(Stored data entries)
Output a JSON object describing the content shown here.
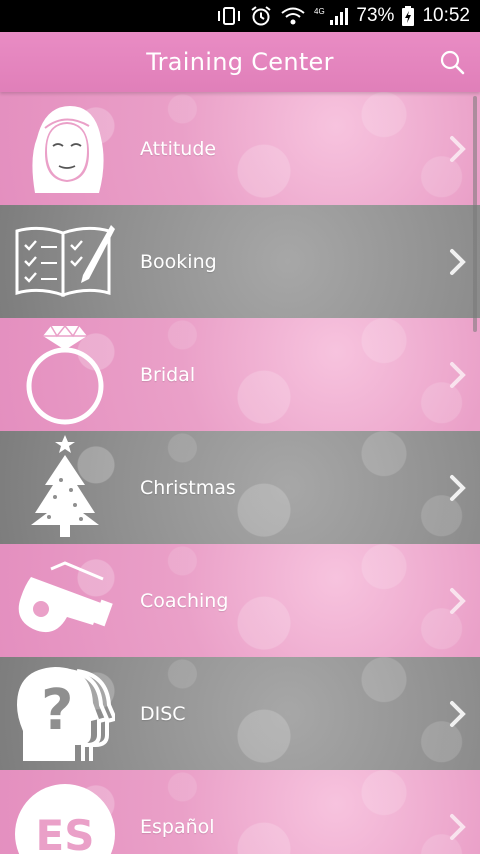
{
  "status_bar": {
    "battery": "73%",
    "time": "10:52",
    "network": "4G"
  },
  "app_bar": {
    "title": "Training Center",
    "search_icon": "search-icon"
  },
  "items": [
    {
      "label": "Attitude",
      "icon": "woman-face-icon",
      "color": "pink"
    },
    {
      "label": "Booking",
      "icon": "open-book-icon",
      "color": "gray"
    },
    {
      "label": "Bridal",
      "icon": "diamond-ring-icon",
      "color": "pink"
    },
    {
      "label": "Christmas",
      "icon": "christmas-tree-icon",
      "color": "gray"
    },
    {
      "label": "Coaching",
      "icon": "whistle-icon",
      "color": "pink"
    },
    {
      "label": "DISC",
      "icon": "head-question-icon",
      "color": "gray"
    },
    {
      "label": "Español",
      "icon": "es-badge-icon",
      "icon_text": "ES",
      "color": "pink"
    }
  ],
  "colors": {
    "header": "#e07fb9",
    "pink_row": "#e48fbf",
    "gray_row": "#8f8f8f",
    "text": "#ffffff"
  }
}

Aim = Go back to the records above and write them out exactly, without the pictures.

Exercise result =
Output a JSON object describing the content shown here.
{
  "status_bar": {
    "battery": "73%",
    "time": "10:52",
    "network": "4G"
  },
  "app_bar": {
    "title": "Training Center",
    "search_icon": "search-icon"
  },
  "items": [
    {
      "label": "Attitude",
      "icon": "woman-face-icon",
      "color": "pink"
    },
    {
      "label": "Booking",
      "icon": "open-book-icon",
      "color": "gray"
    },
    {
      "label": "Bridal",
      "icon": "diamond-ring-icon",
      "color": "pink"
    },
    {
      "label": "Christmas",
      "icon": "christmas-tree-icon",
      "color": "gray"
    },
    {
      "label": "Coaching",
      "icon": "whistle-icon",
      "color": "pink"
    },
    {
      "label": "DISC",
      "icon": "head-question-icon",
      "color": "gray"
    },
    {
      "label": "Español",
      "icon": "es-badge-icon",
      "icon_text": "ES",
      "color": "pink"
    }
  ],
  "colors": {
    "header": "#e07fb9",
    "pink_row": "#e48fbf",
    "gray_row": "#8f8f8f",
    "text": "#ffffff"
  }
}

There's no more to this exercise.